Data shown:
==============================
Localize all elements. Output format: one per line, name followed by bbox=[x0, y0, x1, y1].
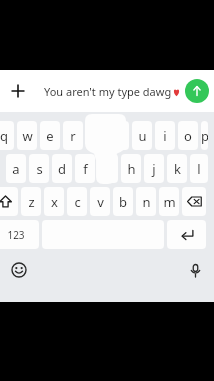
staticText: h bbox=[127, 160, 136, 178]
staticText: n bbox=[142, 193, 151, 211]
button[interactable]: Backspace bbox=[182, 187, 206, 216]
staticText: You aren't my type dawg bbox=[44, 84, 172, 99]
button[interactable]: n bbox=[136, 187, 156, 216]
staticText: u bbox=[138, 127, 147, 145]
staticText: m bbox=[163, 193, 176, 211]
button[interactable]: u bbox=[132, 121, 152, 150]
staticText: r bbox=[70, 127, 76, 145]
button[interactable]: Send bbox=[185, 79, 209, 103]
staticText: l bbox=[197, 160, 201, 178]
staticText: s bbox=[36, 160, 43, 178]
staticText: v bbox=[97, 193, 104, 211]
button[interactable]: p bbox=[201, 121, 208, 150]
button[interactable]: Enter bbox=[167, 220, 206, 249]
button[interactable]: o bbox=[178, 121, 198, 150]
button[interactable]: Emoji bbox=[6, 257, 32, 283]
staticText: f bbox=[83, 160, 88, 178]
staticText: d bbox=[58, 160, 66, 178]
button[interactable]: d bbox=[52, 154, 72, 183]
button[interactable]: i bbox=[155, 121, 175, 150]
button[interactable]: l bbox=[190, 154, 208, 183]
button[interactable]: j bbox=[144, 154, 164, 183]
button[interactable]: b bbox=[113, 187, 133, 216]
button[interactable]: e bbox=[40, 121, 60, 150]
button[interactable]: k bbox=[167, 154, 187, 183]
staticText: i bbox=[163, 127, 167, 145]
button[interactable]: m bbox=[159, 187, 179, 216]
button[interactable]: Add attachment bbox=[4, 77, 32, 105]
button[interactable]: z bbox=[21, 187, 41, 216]
staticText: w bbox=[22, 127, 33, 145]
staticText: e bbox=[46, 127, 54, 145]
staticText: k bbox=[174, 160, 181, 178]
staticText: a bbox=[12, 160, 20, 178]
button[interactable]: 123 bbox=[0, 220, 39, 249]
button[interactable]: Voice input bbox=[182, 257, 208, 283]
staticText: j bbox=[152, 160, 156, 178]
staticText: z bbox=[28, 193, 35, 211]
button[interactable]: w bbox=[17, 121, 37, 150]
button[interactable]: a bbox=[6, 154, 26, 183]
button[interactable]: x bbox=[44, 187, 64, 216]
staticText: 123 bbox=[7, 228, 25, 242]
button[interactable]: s bbox=[29, 154, 49, 183]
button[interactable]: Shift bbox=[0, 187, 18, 216]
staticText: x bbox=[51, 193, 58, 211]
button[interactable]: v bbox=[90, 187, 110, 216]
staticText: b bbox=[119, 193, 127, 211]
staticText: q bbox=[0, 127, 8, 145]
button[interactable]: You aren't my type dawg bbox=[36, 78, 180, 104]
staticText: o bbox=[184, 127, 192, 145]
button[interactable]: c bbox=[67, 187, 87, 216]
button[interactable]: f bbox=[75, 154, 95, 183]
button[interactable]: h bbox=[121, 154, 141, 183]
button[interactable]: q bbox=[0, 121, 14, 150]
button[interactable]: r bbox=[63, 121, 83, 150]
staticText: p bbox=[201, 127, 208, 145]
staticText: c bbox=[74, 193, 81, 211]
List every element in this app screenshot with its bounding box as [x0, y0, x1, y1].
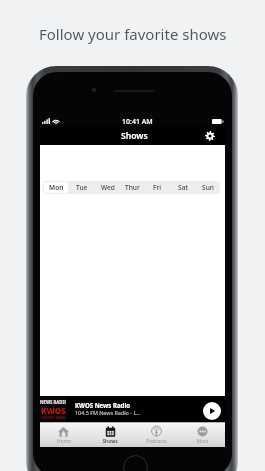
- staticText: Sun: [202, 183, 214, 192]
- staticText: 104.5FM·1240AM: [41, 416, 66, 420]
- button[interactable]: Sat: [170, 181, 195, 194]
- button[interactable]: Podcasts: [133, 422, 179, 447]
- staticText: Thur: [125, 183, 140, 192]
- button[interactable]: Wed: [95, 181, 120, 194]
- staticText: Mon: [49, 183, 64, 192]
- button[interactable]: More: [179, 422, 225, 447]
- staticText: Fri: [153, 183, 162, 192]
- button[interactable]: Shows: [40, 127, 225, 145]
- button[interactable]: Thur: [120, 181, 145, 194]
- staticText: KWOS: [41, 405, 66, 416]
- button[interactable]: NEWS RADIO: [40, 396, 225, 422]
- staticText: Follow your favorite shows: [39, 24, 227, 44]
- button[interactable]: Shows: [87, 422, 133, 447]
- staticText: Tue: [76, 183, 88, 192]
- staticText: KWOS News Radio: [75, 401, 131, 409]
- button[interactable]: Fri: [145, 181, 170, 194]
- button[interactable]: Settings: [203, 129, 217, 143]
- staticText: More: [196, 438, 209, 445]
- staticText: 104.5 FM News Radio - L...: [75, 409, 141, 416]
- button[interactable]: Sun: [195, 181, 220, 194]
- button[interactable]: Play: [203, 402, 221, 420]
- staticText: NEWS RADIO: [40, 399, 66, 405]
- button[interactable]: Home: [40, 422, 87, 447]
- staticText: Sat: [178, 183, 188, 192]
- staticText: Podcasts: [146, 438, 167, 445]
- button[interactable]: Home button: [123, 455, 148, 471]
- staticText: 10:41 AM: [122, 117, 153, 127]
- button[interactable]: Tue: [69, 181, 95, 194]
- staticText: Shows: [121, 130, 148, 142]
- staticText: Wed: [101, 183, 115, 192]
- staticText: Home: [57, 438, 71, 445]
- staticText: Shows: [102, 438, 118, 445]
- button[interactable]: Mon: [44, 182, 68, 193]
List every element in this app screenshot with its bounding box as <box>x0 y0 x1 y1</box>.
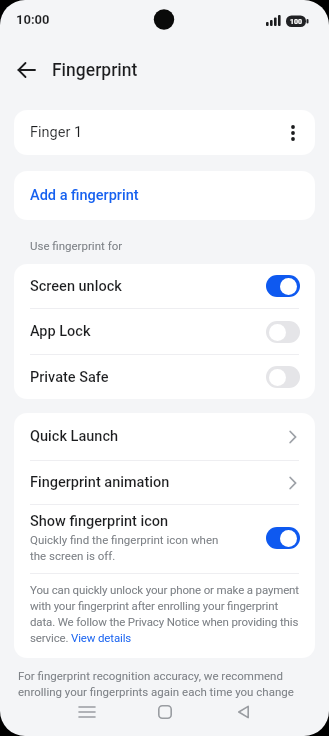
staticText: 10:00 <box>16 12 50 27</box>
staticText: 100 <box>290 18 303 26</box>
staticText: Quickly find the fingerprint icon when t… <box>30 533 219 562</box>
button[interactable]: Finger 1 <box>14 110 315 155</box>
staticText: You can quickly unlock your phone or mak… <box>30 583 299 644</box>
button[interactable]: Quick Launch <box>14 413 315 460</box>
button[interactable] <box>8 52 44 88</box>
staticText: Fingerprint <box>52 60 138 81</box>
button[interactable]: Add a fingerprint <box>14 171 315 220</box>
button[interactable] <box>229 698 257 726</box>
staticText: For fingerprint recognition accuracy, we… <box>18 669 294 698</box>
button[interactable] <box>266 527 300 549</box>
button[interactable] <box>266 275 300 297</box>
staticText: Show fingerprint icon <box>30 513 169 530</box>
button[interactable]: Private Safe <box>14 355 315 399</box>
button[interactable]: Fingerprint animation <box>14 461 315 504</box>
button[interactable] <box>73 698 101 726</box>
staticText: Screen unlock <box>30 278 122 295</box>
button[interactable]: App Lock <box>14 309 315 354</box>
staticText: App Lock <box>30 323 91 340</box>
staticText: Add a fingerprint <box>30 187 139 204</box>
staticText: Finger 1 <box>30 124 83 141</box>
button[interactable] <box>151 698 179 726</box>
button[interactable]: Show fingerprint icon <box>14 505 315 573</box>
staticText: Private Safe <box>30 369 109 386</box>
button[interactable] <box>266 321 300 343</box>
staticText: Use fingerprint for <box>30 239 123 252</box>
button[interactable] <box>281 121 305 145</box>
button[interactable]: Screen unlock <box>14 264 315 308</box>
staticText: Fingerprint animation <box>30 474 170 491</box>
staticText: Quick Launch <box>30 428 119 445</box>
button[interactable] <box>266 366 300 388</box>
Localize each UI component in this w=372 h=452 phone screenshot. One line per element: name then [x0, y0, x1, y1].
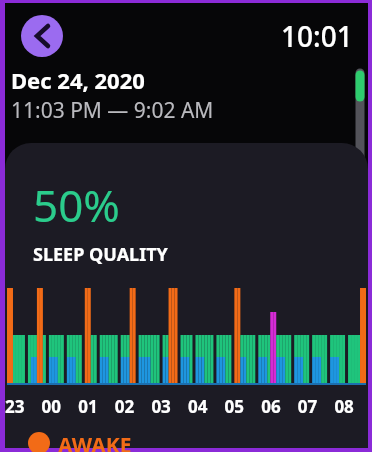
- button[interactable]: Back: [21, 15, 63, 57]
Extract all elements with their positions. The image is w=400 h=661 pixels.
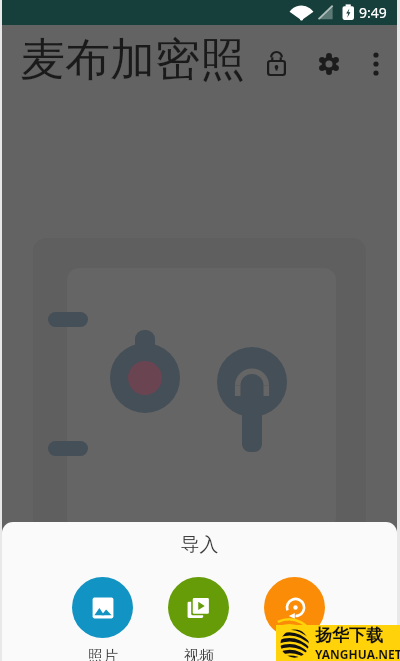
staticText: 照片 (88, 647, 118, 661)
button[interactable]: Settings (309, 44, 349, 84)
staticText: 9:49 (359, 3, 387, 22)
staticText: 视频 (184, 647, 214, 661)
staticText: 麦布加密照 (20, 32, 245, 89)
button[interactable]: 照片 (72, 577, 133, 661)
staticText: 导入 (2, 533, 397, 557)
button[interactable]: Lock (256, 43, 296, 83)
button[interactable]: More options (356, 44, 396, 84)
staticText: 扬华下载 (315, 625, 383, 646)
button[interactable]: Restore (264, 577, 325, 638)
button[interactable]: 视频 (168, 577, 229, 661)
staticText: YANGHUA.NET (315, 646, 400, 661)
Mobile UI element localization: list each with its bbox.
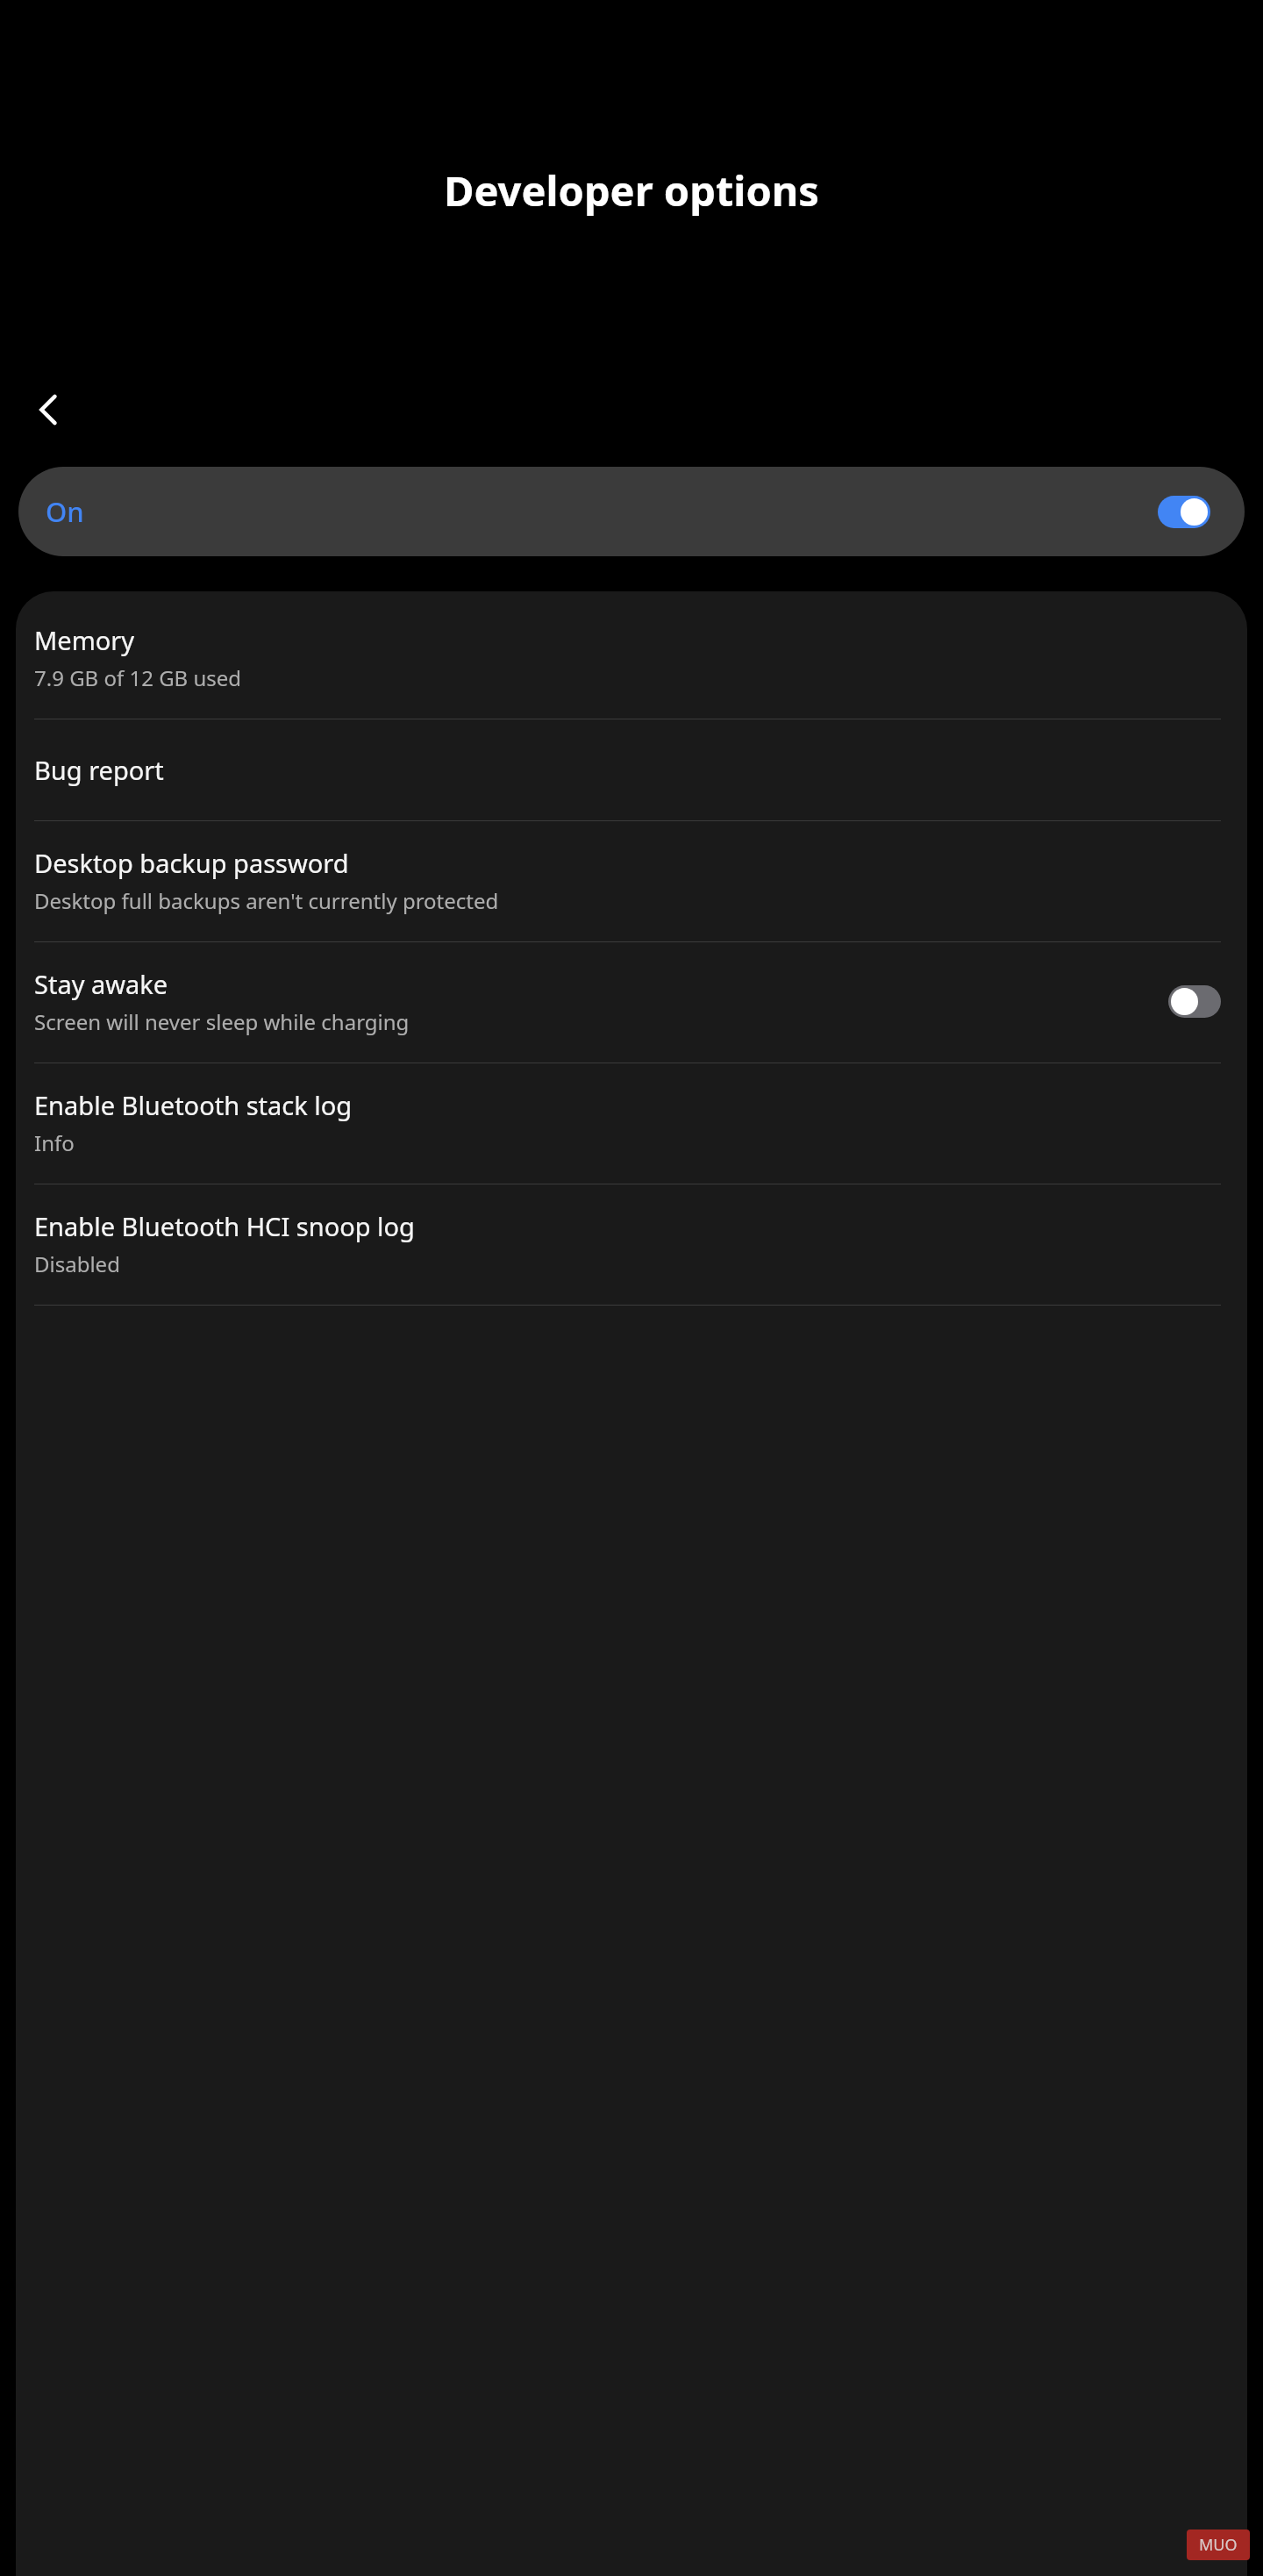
==============================
Repeat word for word the lines of the records beginning with the line that contains "staticText: 照片 (88, 647, 118, 661)" and continuing through the end of the records, including both of those ends. Leave the pictures out of your answer.

staticText: 照片 (88, 647, 118, 661)
button[interactable]: Settings (309, 44, 349, 84)
staticText: 9:49 (359, 3, 387, 22)
staticText: 视频 (184, 647, 214, 661)
staticText: 麦布加密照 (20, 32, 245, 89)
button[interactable]: 照片 (72, 577, 133, 661)
staticText: 导入 (2, 533, 397, 557)
button[interactable]: Lock (256, 43, 296, 83)
button[interactable]: More options (356, 44, 396, 84)
staticText: 扬华下载 (315, 625, 383, 646)
button[interactable]: Restore (264, 577, 325, 638)
button[interactable]: 视频 (168, 577, 229, 661)
staticText: YANGHUA.NET (315, 646, 400, 661)
Mobile UI element localization: list each with its bbox.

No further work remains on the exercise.